= Excerpted passage =
START

The summary emits pi.swarm.degraded_coordination_runpack_e2e.v1 and JSONL events with pi.swarm.degraded_coordination_runpack_e2e.event.v1. The scenario uses a real temporary Beads workspace for one fresh in-progress bead and one blocked open bead, fixture-captured Agent Mail semantic-readiness failure, and an RCH worker workspace-shadow blocker. A passing verdict means the runpack recommends Beads soft-lock ownership, keeps validation degraded instead of green, and emits no cleanup or deletion commands for temp artifacts.

Incident replay E2E evidence:

e2e_dir="/data/tmp/pi_swarm_incident_replay_e2e/${AGENT_NAME:-agent}-$(date -u +%Y%m%dT%H%M%SZ)"
python3 scripts/build_swarm_operator_runpack.py \
  --run-swarm-incident-replay-e2e \
  --capture-dir "$e2e_dir" \
  --out-swarm-incident-replay-e2e-json "$e2e_dir/summary.json" \
  --out-swarm-incident-replay-e2e-events-jsonl "$e2e_dir/events.jsonl"

The summary emits pi.swarm.incident_replay_e2e.v1 and JSONL events with pi.swarm.incident_replay_e2e.event.v1. It uses real temp Beads and git workspaces where safe, fixture-captured Agent Mail/RCH failures where live mutation would be unsafe, checked-in incident replay/proof-memory/operator-work sources, and extension firewall plus smoothness-SLO failure evidence. A passing verdict proves the harness fails closed to explicit operator actions and does not authorize cleanup commands, local heavyweight Cargo fallback, release, benchmark, capacity, strict drop-in, or live source-system claims.

Autopilot final decision-gate evidence:

{
  "schema": "pi.swarm.autopilot_decision_gate.v1",
  "purpose": "prompt_to_artifact_autopilot_epic_close_gate_not_source_of_truth",
  "status": "pass",
  "required_checks": [
    "child_beads_closed",
    "input_pack_contract",
    "planner_contract",
    "work_partitions",
    "failure_actions",
    "budget_drift",
    "e2e_logging",
    "runpack_handoff",
    "safety_guards",
    "pushed_commits",
    "quality_gates"
  ],
  "missing_checks": [],
  "follow_up_required": false,
  "follow_up_beads": [],
  "decision": "close_final_gate_and_parent_epic",
  "epic_can_close_after_this_commit": true
}

Context-intelligence final closeout-gate evidence:

{
  "schema": "pi.context_intelligence.closeout_gate.v1",
  "purpose": "prompt_to_artifact_context_intelligence_closeout_gate_not_source_of_truth",
  "status": "pass",
  "required_checks": [
    "child_beads_closed",
    "graph_contracts",
    "graph_builder",
    "freshness_claim_gates",
    "bundle_planner",
    "redaction_invalidation",
    "preview_surface",
    "prompt_injection",
    "no_mock_e2e",
    "perf_budgets",
    "doctor_runpack",
    "operator_docs",
    "readme_freshness",
    "pushed_commits",
    "quality_gates"

END

= Material for this exercise =
START

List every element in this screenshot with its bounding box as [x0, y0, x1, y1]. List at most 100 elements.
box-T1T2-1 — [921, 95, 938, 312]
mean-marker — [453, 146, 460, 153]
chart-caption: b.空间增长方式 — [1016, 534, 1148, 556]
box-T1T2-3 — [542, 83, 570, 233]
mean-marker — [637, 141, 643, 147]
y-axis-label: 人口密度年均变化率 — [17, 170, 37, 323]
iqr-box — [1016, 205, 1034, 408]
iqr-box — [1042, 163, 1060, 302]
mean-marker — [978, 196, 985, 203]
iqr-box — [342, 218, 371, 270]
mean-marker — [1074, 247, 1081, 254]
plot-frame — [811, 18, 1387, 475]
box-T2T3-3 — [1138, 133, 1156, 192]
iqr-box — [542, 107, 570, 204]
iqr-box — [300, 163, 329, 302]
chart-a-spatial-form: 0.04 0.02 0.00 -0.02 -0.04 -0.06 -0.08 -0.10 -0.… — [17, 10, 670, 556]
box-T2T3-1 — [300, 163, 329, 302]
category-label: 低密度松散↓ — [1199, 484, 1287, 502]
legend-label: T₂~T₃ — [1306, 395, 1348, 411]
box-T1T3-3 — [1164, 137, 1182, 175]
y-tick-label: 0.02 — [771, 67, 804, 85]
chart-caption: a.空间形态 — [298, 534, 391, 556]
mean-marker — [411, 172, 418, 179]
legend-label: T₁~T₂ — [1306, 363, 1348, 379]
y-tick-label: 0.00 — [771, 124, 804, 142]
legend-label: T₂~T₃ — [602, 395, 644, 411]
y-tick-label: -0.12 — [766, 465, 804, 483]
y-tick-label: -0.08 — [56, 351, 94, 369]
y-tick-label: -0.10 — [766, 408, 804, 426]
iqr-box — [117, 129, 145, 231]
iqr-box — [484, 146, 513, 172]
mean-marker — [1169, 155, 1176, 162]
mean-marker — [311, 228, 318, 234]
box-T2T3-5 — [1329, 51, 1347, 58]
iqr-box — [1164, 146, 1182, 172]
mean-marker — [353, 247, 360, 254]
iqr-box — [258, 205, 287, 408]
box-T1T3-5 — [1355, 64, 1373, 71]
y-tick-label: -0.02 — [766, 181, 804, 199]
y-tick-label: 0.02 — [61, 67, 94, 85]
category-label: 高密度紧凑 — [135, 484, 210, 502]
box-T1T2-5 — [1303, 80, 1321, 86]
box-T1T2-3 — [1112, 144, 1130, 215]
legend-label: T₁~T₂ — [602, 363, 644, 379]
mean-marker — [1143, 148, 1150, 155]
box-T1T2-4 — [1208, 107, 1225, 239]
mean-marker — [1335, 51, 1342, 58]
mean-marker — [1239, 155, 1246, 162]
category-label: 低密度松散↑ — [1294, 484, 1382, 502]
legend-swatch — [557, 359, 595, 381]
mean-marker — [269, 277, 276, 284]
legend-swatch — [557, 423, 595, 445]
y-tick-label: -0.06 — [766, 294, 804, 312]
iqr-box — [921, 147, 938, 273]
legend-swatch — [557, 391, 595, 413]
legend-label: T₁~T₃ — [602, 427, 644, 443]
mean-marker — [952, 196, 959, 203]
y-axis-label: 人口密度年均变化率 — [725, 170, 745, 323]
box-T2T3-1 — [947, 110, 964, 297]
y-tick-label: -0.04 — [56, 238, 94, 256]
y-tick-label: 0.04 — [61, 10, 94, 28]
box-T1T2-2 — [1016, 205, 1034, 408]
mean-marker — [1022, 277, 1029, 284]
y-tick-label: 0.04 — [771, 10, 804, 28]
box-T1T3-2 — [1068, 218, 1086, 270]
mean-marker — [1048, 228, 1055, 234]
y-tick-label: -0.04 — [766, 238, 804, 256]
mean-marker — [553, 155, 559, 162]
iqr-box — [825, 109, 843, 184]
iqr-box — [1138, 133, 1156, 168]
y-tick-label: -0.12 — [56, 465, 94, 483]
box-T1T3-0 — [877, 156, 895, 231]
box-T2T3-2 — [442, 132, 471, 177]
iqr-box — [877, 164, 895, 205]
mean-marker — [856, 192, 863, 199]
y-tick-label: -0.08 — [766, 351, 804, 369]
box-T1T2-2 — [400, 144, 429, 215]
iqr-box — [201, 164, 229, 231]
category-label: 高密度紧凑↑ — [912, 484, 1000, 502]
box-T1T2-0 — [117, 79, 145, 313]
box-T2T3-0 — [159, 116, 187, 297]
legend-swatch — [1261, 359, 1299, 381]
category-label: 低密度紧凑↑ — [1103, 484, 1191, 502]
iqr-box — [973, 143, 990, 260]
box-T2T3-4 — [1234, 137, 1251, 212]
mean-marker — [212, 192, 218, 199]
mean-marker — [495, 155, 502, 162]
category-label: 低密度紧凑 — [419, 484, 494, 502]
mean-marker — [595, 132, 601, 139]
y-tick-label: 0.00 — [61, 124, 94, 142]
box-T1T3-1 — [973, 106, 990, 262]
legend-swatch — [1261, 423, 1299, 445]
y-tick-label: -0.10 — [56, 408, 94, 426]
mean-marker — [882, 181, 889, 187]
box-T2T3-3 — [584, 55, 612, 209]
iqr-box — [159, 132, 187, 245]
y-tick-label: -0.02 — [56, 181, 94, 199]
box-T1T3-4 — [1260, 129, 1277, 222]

END

= Exercises =
a: In the rows, starting at the first row and ending at the row containing "mean-marker — [1239, 155, 1246, 162]", swap "iqr-box" for "interquartile-box". Reproduce only those rows and leave everything else in them unchanged.
b: Continue the excerpt on swarm and context-intelligence gate evidence from the point at which it stops.
The excerpt and the rows are independent sources and should be treated separately.

= Final results =
a:
List every element in this screenshot with its bounding box as [x0, y0, x1, y1]. List at most 100 elements.
box-T1T2-1 — [921, 95, 938, 312]
mean-marker — [453, 146, 460, 153]
chart-caption: b.空间增长方式 — [1016, 534, 1148, 556]
box-T1T2-3 — [542, 83, 570, 233]
mean-marker — [637, 141, 643, 147]
y-axis-label: 人口密度年均变化率 — [17, 170, 37, 323]
interquartile-box — [1016, 205, 1034, 408]
interquartile-box — [1042, 163, 1060, 302]
mean-marker — [978, 196, 985, 203]
interquartile-box — [342, 218, 371, 270]
mean-marker — [1074, 247, 1081, 254]
plot-frame — [811, 18, 1387, 475]
box-T2T3-3 — [1138, 133, 1156, 192]
interquartile-box — [542, 107, 570, 204]
interquartile-box — [300, 163, 329, 302]
chart-a-spatial-form: 0.04 0.02 0.00 -0.02 -0.04 -0.06 -0.08 -0.10 -0.… — [17, 10, 670, 556]
box-T2T3-1 — [300, 163, 329, 302]
category-label: 低密度松散↓ — [1199, 484, 1287, 502]
legend-label: T₂~T₃ — [1306, 395, 1348, 411]
box-T1T3-3 — [1164, 137, 1182, 175]
y-tick-label: 0.02 — [771, 67, 804, 85]
chart-caption: a.空间形态 — [298, 534, 391, 556]
mean-marker — [411, 172, 418, 179]
legend-label: T₁~T₂ — [1306, 363, 1348, 379]
y-tick-label: 0.00 — [771, 124, 804, 142]
legend-label: T₂~T₃ — [602, 395, 644, 411]
y-tick-label: -0.12 — [766, 465, 804, 483]
y-tick-label: -0.08 — [56, 351, 94, 369]
y-tick-label: -0.10 — [766, 408, 804, 426]
interquartile-box — [117, 129, 145, 231]
interquartile-box — [484, 146, 513, 172]
mean-marker — [1169, 155, 1176, 162]
mean-marker — [311, 228, 318, 234]
box-T2T3-5 — [1329, 51, 1347, 58]
interquartile-box — [1164, 146, 1182, 172]
mean-marker — [353, 247, 360, 254]
interquartile-box — [258, 205, 287, 408]
box-T1T3-5 — [1355, 64, 1373, 71]
y-tick-label: -0.02 — [766, 181, 804, 199]
y-tick-label: 0.02 — [61, 67, 94, 85]
category-label: 高密度紧凑 — [135, 484, 210, 502]
box-T1T2-5 — [1303, 80, 1321, 86]
box-T1T2-3 — [1112, 144, 1130, 215]
legend-label: T₁~T₂ — [602, 363, 644, 379]
mean-marker — [1143, 148, 1150, 155]
box-T1T2-4 — [1208, 107, 1225, 239]
mean-marker — [1335, 51, 1342, 58]
mean-marker — [1239, 155, 1246, 162]

b:
  ],
  "missing_checks": [],
  "follow_up_required": false,
  "follow_up_beads": [],
  "decision": "close_final_gate_and_parent_epic",
  "epic_can_close_after_this_commit": true
}

Validation-broker final closeout-gate evidence:

{
  "schema": "pi.validation_broker.closeout_gate.v1",
  "purpose": "prompt_to_artifact_validation_broker_closeout_gate_not_source_of_truth",
  "status": "pass",
  "required_checks": [
    "child_beads_closed",
    "contract_and_source_inventory",
    "lease_store_schema",
    "source_normalization",
    "admission_policy",
    "cli_surface",
    "fault_corpus_stale_recovery",
    "doctor_runpack",
    "no_mock_e2e",
    "stress_budgets",
    "operator_docs_privacy",
    "readme_freshness",
    "source_boundaries",
    "pushed_commits",
    "quality_gates"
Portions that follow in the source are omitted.